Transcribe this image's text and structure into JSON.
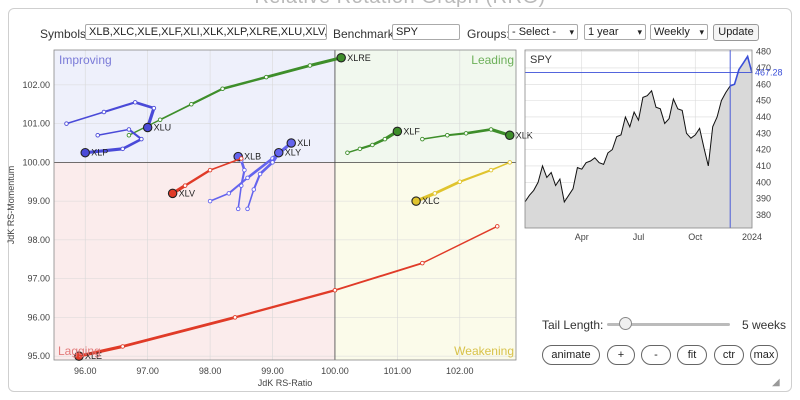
{
  "page": {
    "title": "Relative Rotation Graph (RRG)"
  },
  "controls": {
    "symbols_label": "Symbols:",
    "symbols_value": "XLB,XLC,XLE,XLF,XLI,XLK,XLP,XLRE,XLU,XLV,XL",
    "benchmark_label": "Benchmark:",
    "benchmark_value": "SPY",
    "groups_label": "Groups:",
    "groups_value": "- Select -",
    "period_value": "1 year",
    "frequency_value": "Weekly",
    "update_label": "Update"
  },
  "quadrants": {
    "improving": "Improving",
    "leading": "Leading",
    "lagging": "Lagging",
    "weakening": "Weakening"
  },
  "tail": {
    "label": "Tail Length:",
    "value": "5 weeks",
    "fraction": 0.05
  },
  "buttons": {
    "animate": "animate",
    "zoom_in": "+",
    "zoom_out": "-",
    "fit": "fit",
    "center": "ctr",
    "max": "max"
  },
  "chart_data": [
    {
      "type": "scatter",
      "xlabel": "JdK RS-Ratio",
      "ylabel": "JdK RS-Momentum",
      "xlim": [
        95.5,
        102.9
      ],
      "ylim": [
        94.9,
        102.9
      ],
      "xticks": [
        "96.00",
        "97.00",
        "98.00",
        "99.00",
        "100.00",
        "101.00",
        "102.00"
      ],
      "yticks": [
        "95.00",
        "96.00",
        "97.00",
        "98.00",
        "99.00",
        "100.00",
        "101.00",
        "102.00"
      ],
      "grid": true,
      "series": [
        {
          "name": "XLRE",
          "color": "#3e8e2a",
          "x": [
            96.7,
            97.2,
            97.7,
            98.2,
            98.9,
            99.6,
            100.1
          ],
          "y": [
            100.7,
            101.1,
            101.5,
            101.9,
            102.2,
            102.5,
            102.7
          ]
        },
        {
          "name": "XLF",
          "color": "#3e8e2a",
          "x": [
            100.2,
            100.4,
            100.6,
            100.8,
            101.0
          ],
          "y": [
            100.25,
            100.35,
            100.45,
            100.6,
            100.8
          ]
        },
        {
          "name": "XLK",
          "color": "#3e8e2a",
          "x": [
            101.4,
            101.8,
            102.1,
            102.5,
            102.8
          ],
          "y": [
            100.6,
            100.7,
            100.75,
            100.85,
            100.7
          ]
        },
        {
          "name": "XLU",
          "color": "#4a4ad8",
          "x": [
            95.7,
            96.3,
            96.8,
            97.1,
            97.0
          ],
          "y": [
            101.0,
            101.3,
            101.55,
            101.4,
            100.9
          ]
        },
        {
          "name": "XLP",
          "color": "#4a4ad8",
          "x": [
            96.2,
            96.7,
            96.9,
            96.6,
            96.0
          ],
          "y": [
            100.7,
            100.85,
            100.6,
            100.35,
            100.25
          ]
        },
        {
          "name": "XLB",
          "color": "#6464ee",
          "x": [
            98.45,
            98.5,
            98.55,
            98.5,
            98.45
          ],
          "y": [
            98.8,
            99.4,
            99.8,
            100.05,
            100.15
          ]
        },
        {
          "name": "XLI",
          "color": "#6464ee",
          "x": [
            98.0,
            98.3,
            98.6,
            99.0,
            99.3
          ],
          "y": [
            99.0,
            99.2,
            99.6,
            100.1,
            100.5
          ]
        },
        {
          "name": "XLY",
          "color": "#6464ee",
          "x": [
            98.6,
            98.7,
            98.8,
            99.0,
            99.1
          ],
          "y": [
            98.8,
            99.3,
            99.7,
            100.0,
            100.25
          ]
        },
        {
          "name": "XLV",
          "color": "#e03b28",
          "x": [
            98.5,
            98.0,
            97.6,
            97.4
          ],
          "y": [
            100.1,
            99.8,
            99.4,
            99.2
          ]
        },
        {
          "name": "XLC",
          "color": "#e0c42e",
          "x": [
            102.8,
            102.5,
            102.0,
            101.6,
            101.3
          ],
          "y": [
            100.0,
            99.8,
            99.5,
            99.2,
            99.0
          ]
        },
        {
          "name": "XLE",
          "color": "#e03b28",
          "x": [
            102.6,
            101.4,
            100.0,
            98.4,
            96.6,
            95.9
          ],
          "y": [
            98.35,
            97.4,
            96.7,
            96.0,
            95.25,
            95.0
          ]
        }
      ]
    },
    {
      "type": "line",
      "title": "SPY",
      "last_value": "467.28",
      "xticks": [
        "Apr",
        "Jul",
        "Oct",
        "2024"
      ],
      "yticks": [
        "380",
        "390",
        "400",
        "410",
        "420",
        "430",
        "440",
        "450",
        "460",
        "470",
        "480"
      ],
      "ylim": [
        372,
        481
      ],
      "x": [
        "2023-01-06",
        "2023-01-13",
        "2023-01-20",
        "2023-01-27",
        "2023-02-03",
        "2023-02-10",
        "2023-02-17",
        "2023-02-24",
        "2023-03-03",
        "2023-03-10",
        "2023-03-17",
        "2023-03-24",
        "2023-03-31",
        "2023-04-07",
        "2023-04-14",
        "2023-04-21",
        "2023-04-28",
        "2023-05-05",
        "2023-05-12",
        "2023-05-19",
        "2023-05-26",
        "2023-06-02",
        "2023-06-09",
        "2023-06-16",
        "2023-06-23",
        "2023-06-30",
        "2023-07-07",
        "2023-07-14",
        "2023-07-21",
        "2023-07-28",
        "2023-08-04",
        "2023-08-11",
        "2023-08-18",
        "2023-08-25",
        "2023-09-01",
        "2023-09-08",
        "2023-09-15",
        "2023-09-22",
        "2023-09-29",
        "2023-10-06",
        "2023-10-13",
        "2023-10-20",
        "2023-10-27",
        "2023-11-03",
        "2023-11-10",
        "2023-11-17",
        "2023-11-24",
        "2023-12-01",
        "2023-12-08",
        "2023-12-15",
        "2023-12-22",
        "2023-12-29",
        "2024-01-05"
      ],
      "values": [
        388,
        392,
        395,
        400,
        410,
        403,
        406,
        398,
        402,
        388,
        392,
        396,
        409,
        408,
        412,
        413,
        415,
        412,
        411,
        418,
        420,
        428,
        429,
        440,
        434,
        443,
        438,
        452,
        453,
        456,
        446,
        445,
        436,
        439,
        451,
        445,
        444,
        430,
        427,
        429,
        433,
        421,
        410,
        434,
        440,
        450,
        455,
        459,
        460,
        469,
        473,
        477,
        467
      ]
    }
  ]
}
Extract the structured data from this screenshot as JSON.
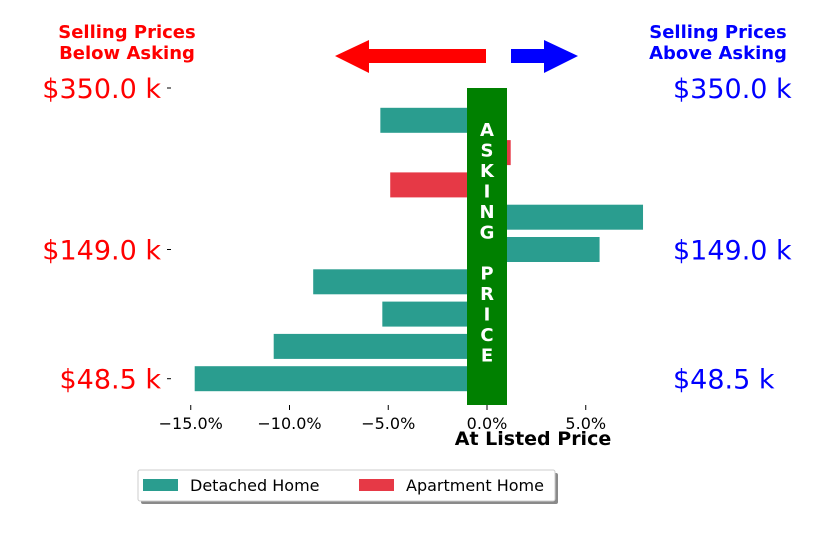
{
  "chart_data": {
    "type": "bar",
    "orientation": "horizontal",
    "xlabel": "At Listed Price",
    "xlim": [
      -16.5,
      8.5
    ],
    "xticks": [
      -15,
      -10,
      -5,
      0,
      5
    ],
    "xtick_labels": [
      "−15.0%",
      "−10.0%",
      "−5.0%",
      "0.0%",
      "5.0%"
    ],
    "grid": false,
    "left_title_lines": [
      "Selling Prices",
      "Below Asking"
    ],
    "right_title_lines": [
      "Selling Prices",
      "Above Asking"
    ],
    "band_text": "ASKING PRICE",
    "price_labels": [
      "$350.0 k",
      "$149.0 k",
      "$48.5 k"
    ],
    "price_label_rows": [
      0,
      5,
      9
    ],
    "series": [
      {
        "name": "Detached Home",
        "color": "#2a9d8f",
        "bars": [
          {
            "row": 1,
            "value": -5.4
          },
          {
            "row": 4,
            "value": 7.9
          },
          {
            "row": 5,
            "value": 5.7
          },
          {
            "row": 6,
            "value": -8.8
          },
          {
            "row": 7,
            "value": -5.3
          },
          {
            "row": 8,
            "value": -10.8
          },
          {
            "row": 9,
            "value": -14.8
          }
        ]
      },
      {
        "name": "Apartment Home",
        "color": "#e63946",
        "bars": [
          {
            "row": 2,
            "value": 1.2
          },
          {
            "row": 3,
            "value": -4.9
          }
        ]
      }
    ],
    "legend_position": "bottom-center",
    "colors": {
      "below": "#ff0000",
      "above": "#0000ff",
      "asking_band": "#008000"
    }
  }
}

_ _ _ _ _ _ _

▶ Required work:
Search the data above for the string "XLRE" and return every line that has it.

▶ Result of the task:
    "symbols_value": "XLB,XLC,XLE,XLF,XLI,XLK,XLP,XLRE,XLU,XLV,XL",
          "name": "XLRE",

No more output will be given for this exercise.